— Start of Provided data —

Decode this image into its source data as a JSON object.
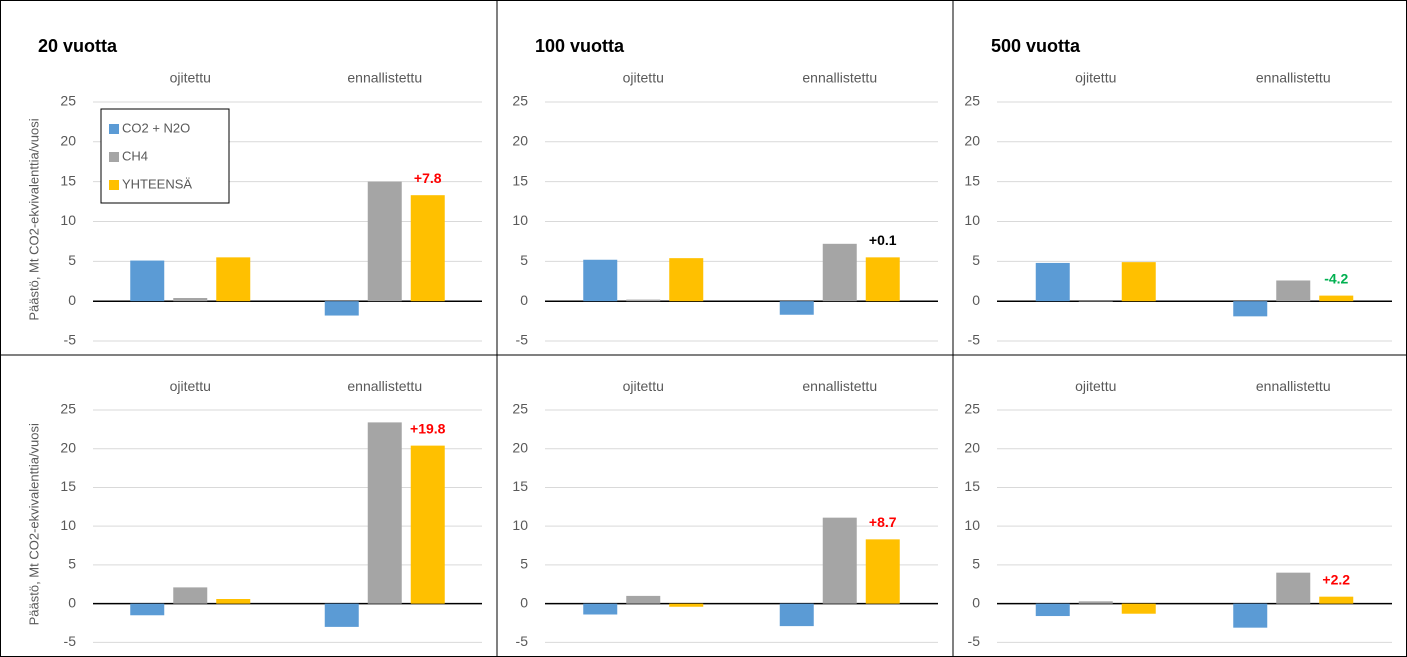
{
  "chart_data": [
    {
      "type": "bar",
      "title": "20 vuotta",
      "ylabel": "Päästö, Mt  CO2-ekvivalenttia/vuosi",
      "categories": [
        "ojitettu",
        "ennallistettu"
      ],
      "series": [
        {
          "name": "CO2 + N2O",
          "color": "#5b9bd5",
          "values": [
            5.1,
            -1.8
          ]
        },
        {
          "name": "CH4",
          "color": "#a5a5a5",
          "values": [
            0.4,
            15.0
          ]
        },
        {
          "name": "YHTEENSÄ",
          "color": "#ffc000",
          "values": [
            5.5,
            13.3
          ]
        }
      ],
      "annotation": {
        "text": "+7.8",
        "color": "#ff0000"
      },
      "ylim": [
        -6.5,
        27
      ],
      "yticks": [
        -5,
        0,
        5,
        10,
        15,
        20,
        25
      ],
      "grid": true,
      "legend": "upper left"
    },
    {
      "type": "bar",
      "title": "100 vuotta",
      "categories": [
        "ojitettu",
        "ennallistettu"
      ],
      "series": [
        {
          "color": "#5b9bd5",
          "values": [
            5.2,
            -1.7
          ]
        },
        {
          "color": "#a5a5a5",
          "values": [
            0.2,
            7.2
          ]
        },
        {
          "color": "#ffc000",
          "values": [
            5.4,
            5.5
          ]
        }
      ],
      "annotation": {
        "text": "+0.1",
        "color": "#000000"
      },
      "ylim": [
        -6.5,
        27
      ],
      "yticks": [
        -5,
        0,
        5,
        10,
        15,
        20,
        25
      ],
      "grid": true
    },
    {
      "type": "bar",
      "title": "500 vuotta",
      "categories": [
        "ojitettu",
        "ennallistettu"
      ],
      "series": [
        {
          "color": "#5b9bd5",
          "values": [
            4.8,
            -1.9
          ]
        },
        {
          "color": "#a5a5a5",
          "values": [
            0.0,
            2.6
          ]
        },
        {
          "color": "#ffc000",
          "values": [
            4.9,
            0.7
          ]
        }
      ],
      "annotation": {
        "text": "-4.2",
        "color": "#00b050"
      },
      "ylim": [
        -6.5,
        27
      ],
      "yticks": [
        -5,
        0,
        5,
        10,
        15,
        20,
        25
      ],
      "grid": true
    },
    {
      "type": "bar",
      "ylabel": "Päästö, Mt  CO2-ekvivalenttia/vuosi",
      "categories": [
        "ojitettu",
        "ennallistettu"
      ],
      "series": [
        {
          "color": "#5b9bd5",
          "values": [
            -1.5,
            -3.0
          ]
        },
        {
          "color": "#a5a5a5",
          "values": [
            2.1,
            23.4
          ]
        },
        {
          "color": "#ffc000",
          "values": [
            0.6,
            20.4
          ]
        }
      ],
      "annotation": {
        "text": "+19.8",
        "color": "#ff0000"
      },
      "ylim": [
        -6.5,
        27
      ],
      "yticks": [
        -5,
        0,
        5,
        10,
        15,
        20,
        25
      ],
      "grid": true
    },
    {
      "type": "bar",
      "categories": [
        "ojitettu",
        "ennallistettu"
      ],
      "series": [
        {
          "color": "#5b9bd5",
          "values": [
            -1.4,
            -2.9
          ]
        },
        {
          "color": "#a5a5a5",
          "values": [
            1.0,
            11.1
          ]
        },
        {
          "color": "#ffc000",
          "values": [
            -0.4,
            8.3
          ]
        }
      ],
      "annotation": {
        "text": "+8.7",
        "color": "#ff0000"
      },
      "ylim": [
        -6.5,
        27
      ],
      "yticks": [
        -5,
        0,
        5,
        10,
        15,
        20,
        25
      ],
      "grid": true
    },
    {
      "type": "bar",
      "categories": [
        "ojitettu",
        "ennallistettu"
      ],
      "series": [
        {
          "color": "#5b9bd5",
          "values": [
            -1.6,
            -3.1
          ]
        },
        {
          "color": "#a5a5a5",
          "values": [
            0.3,
            4.0
          ]
        },
        {
          "color": "#ffc000",
          "values": [
            -1.3,
            0.9
          ]
        }
      ],
      "annotation": {
        "text": "+2.2",
        "color": "#ff0000"
      },
      "ylim": [
        -6.5,
        27
      ],
      "yticks": [
        -5,
        0,
        5,
        10,
        15,
        20,
        25
      ],
      "grid": true
    }
  ]
}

— End of Provided data —

Exclude the pictures, and transcribe all of the material exactly.

Decode this image into its source data as a JSON object.
{
  "chart_data": [
    {
      "type": "bar",
      "title": "20 vuotta",
      "ylabel": "Päästö, Mt  CO2-ekvivalenttia/vuosi",
      "categories": [
        "ojitettu",
        "ennallistettu"
      ],
      "series": [
        {
          "name": "CO2 + N2O",
          "color": "#5b9bd5",
          "values": [
            5.1,
            -1.8
          ]
        },
        {
          "name": "CH4",
          "color": "#a5a5a5",
          "values": [
            0.4,
            15.0
          ]
        },
        {
          "name": "YHTEENSÄ",
          "color": "#ffc000",
          "values": [
            5.5,
            13.3
          ]
        }
      ],
      "annotation": {
        "text": "+7.8",
        "color": "#ff0000"
      },
      "ylim": [
        -6.5,
        27
      ],
      "yticks": [
        -5,
        0,
        5,
        10,
        15,
        20,
        25
      ],
      "grid": true,
      "legend": "upper left"
    },
    {
      "type": "bar",
      "title": "100 vuotta",
      "categories": [
        "ojitettu",
        "ennallistettu"
      ],
      "series": [
        {
          "color": "#5b9bd5",
          "values": [
            5.2,
            -1.7
          ]
        },
        {
          "color": "#a5a5a5",
          "values": [
            0.2,
            7.2
          ]
        },
        {
          "color": "#ffc000",
          "values": [
            5.4,
            5.5
          ]
        }
      ],
      "annotation": {
        "text": "+0.1",
        "color": "#000000"
      },
      "ylim": [
        -6.5,
        27
      ],
      "yticks": [
        -5,
        0,
        5,
        10,
        15,
        20,
        25
      ],
      "grid": true
    },
    {
      "type": "bar",
      "title": "500 vuotta",
      "categories": [
        "ojitettu",
        "ennallistettu"
      ],
      "series": [
        {
          "color": "#5b9bd5",
          "values": [
            4.8,
            -1.9
          ]
        },
        {
          "color": "#a5a5a5",
          "values": [
            0.0,
            2.6
          ]
        },
        {
          "color": "#ffc000",
          "values": [
            4.9,
            0.7
          ]
        }
      ],
      "annotation": {
        "text": "-4.2",
        "color": "#00b050"
      },
      "ylim": [
        -6.5,
        27
      ],
      "yticks": [
        -5,
        0,
        5,
        10,
        15,
        20,
        25
      ],
      "grid": true
    },
    {
      "type": "bar",
      "ylabel": "Päästö, Mt  CO2-ekvivalenttia/vuosi",
      "categories": [
        "ojitettu",
        "ennallistettu"
      ],
      "series": [
        {
          "color": "#5b9bd5",
          "values": [
            -1.5,
            -3.0
          ]
        },
        {
          "color": "#a5a5a5",
          "values": [
            2.1,
            23.4
          ]
        },
        {
          "color": "#ffc000",
          "values": [
            0.6,
            20.4
          ]
        }
      ],
      "annotation": {
        "text": "+19.8",
        "color": "#ff0000"
      },
      "ylim": [
        -6.5,
        27
      ],
      "yticks": [
        -5,
        0,
        5,
        10,
        15,
        20,
        25
      ],
      "grid": true
    },
    {
      "type": "bar",
      "categories": [
        "ojitettu",
        "ennallistettu"
      ],
      "series": [
        {
          "color": "#5b9bd5",
          "values": [
            -1.4,
            -2.9
          ]
        },
        {
          "color": "#a5a5a5",
          "values": [
            1.0,
            11.1
          ]
        },
        {
          "color": "#ffc000",
          "values": [
            -0.4,
            8.3
          ]
        }
      ],
      "annotation": {
        "text": "+8.7",
        "color": "#ff0000"
      },
      "ylim": [
        -6.5,
        27
      ],
      "yticks": [
        -5,
        0,
        5,
        10,
        15,
        20,
        25
      ],
      "grid": true
    },
    {
      "type": "bar",
      "categories": [
        "ojitettu",
        "ennallistettu"
      ],
      "series": [
        {
          "color": "#5b9bd5",
          "values": [
            -1.6,
            -3.1
          ]
        },
        {
          "color": "#a5a5a5",
          "values": [
            0.3,
            4.0
          ]
        },
        {
          "color": "#ffc000",
          "values": [
            -1.3,
            0.9
          ]
        }
      ],
      "annotation": {
        "text": "+2.2",
        "color": "#ff0000"
      },
      "ylim": [
        -6.5,
        27
      ],
      "yticks": [
        -5,
        0,
        5,
        10,
        15,
        20,
        25
      ],
      "grid": true
    }
  ]
}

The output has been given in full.